======== Information given
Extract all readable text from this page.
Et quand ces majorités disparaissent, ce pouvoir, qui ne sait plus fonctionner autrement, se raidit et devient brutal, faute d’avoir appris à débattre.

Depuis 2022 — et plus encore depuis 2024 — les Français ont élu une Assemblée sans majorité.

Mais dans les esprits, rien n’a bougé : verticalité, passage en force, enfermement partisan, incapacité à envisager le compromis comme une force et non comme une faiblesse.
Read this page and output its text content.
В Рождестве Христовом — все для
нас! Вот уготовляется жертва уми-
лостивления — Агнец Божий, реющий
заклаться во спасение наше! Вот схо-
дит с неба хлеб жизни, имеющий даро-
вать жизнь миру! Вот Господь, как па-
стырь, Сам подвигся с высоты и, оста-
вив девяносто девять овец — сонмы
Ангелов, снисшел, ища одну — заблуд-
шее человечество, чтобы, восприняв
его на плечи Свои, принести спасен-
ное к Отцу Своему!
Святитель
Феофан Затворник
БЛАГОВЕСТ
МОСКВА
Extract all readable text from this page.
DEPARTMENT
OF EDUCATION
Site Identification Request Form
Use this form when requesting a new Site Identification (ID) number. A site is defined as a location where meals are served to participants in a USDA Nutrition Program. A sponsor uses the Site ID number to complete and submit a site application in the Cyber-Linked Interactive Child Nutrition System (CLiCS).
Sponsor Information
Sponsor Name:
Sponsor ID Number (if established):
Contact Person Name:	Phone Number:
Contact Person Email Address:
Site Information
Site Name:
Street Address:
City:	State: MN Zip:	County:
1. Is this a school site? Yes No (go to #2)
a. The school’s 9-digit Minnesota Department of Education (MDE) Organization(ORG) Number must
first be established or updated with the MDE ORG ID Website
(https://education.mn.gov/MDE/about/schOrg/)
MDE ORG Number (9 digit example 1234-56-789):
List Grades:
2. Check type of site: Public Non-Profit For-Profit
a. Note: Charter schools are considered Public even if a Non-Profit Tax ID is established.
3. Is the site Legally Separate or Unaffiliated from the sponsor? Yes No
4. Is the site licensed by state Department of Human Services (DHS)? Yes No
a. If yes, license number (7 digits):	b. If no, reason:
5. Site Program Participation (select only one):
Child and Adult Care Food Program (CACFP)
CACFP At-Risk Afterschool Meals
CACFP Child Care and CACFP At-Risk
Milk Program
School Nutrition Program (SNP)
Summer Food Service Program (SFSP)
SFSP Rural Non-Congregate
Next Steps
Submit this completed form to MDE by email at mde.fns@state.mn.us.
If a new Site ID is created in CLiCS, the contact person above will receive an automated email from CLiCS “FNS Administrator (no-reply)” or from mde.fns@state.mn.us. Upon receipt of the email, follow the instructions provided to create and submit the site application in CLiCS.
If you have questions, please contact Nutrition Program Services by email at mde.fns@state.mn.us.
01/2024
================
§ **Challenge**: Which lines hold the word "Public"? Return all of them from the records above.

§ **Task response**:
2. Check type of site: Public Non-Profit For-Profit
a. Note: Charter schools are considered Public even if a Non-Profit Tax ID is established.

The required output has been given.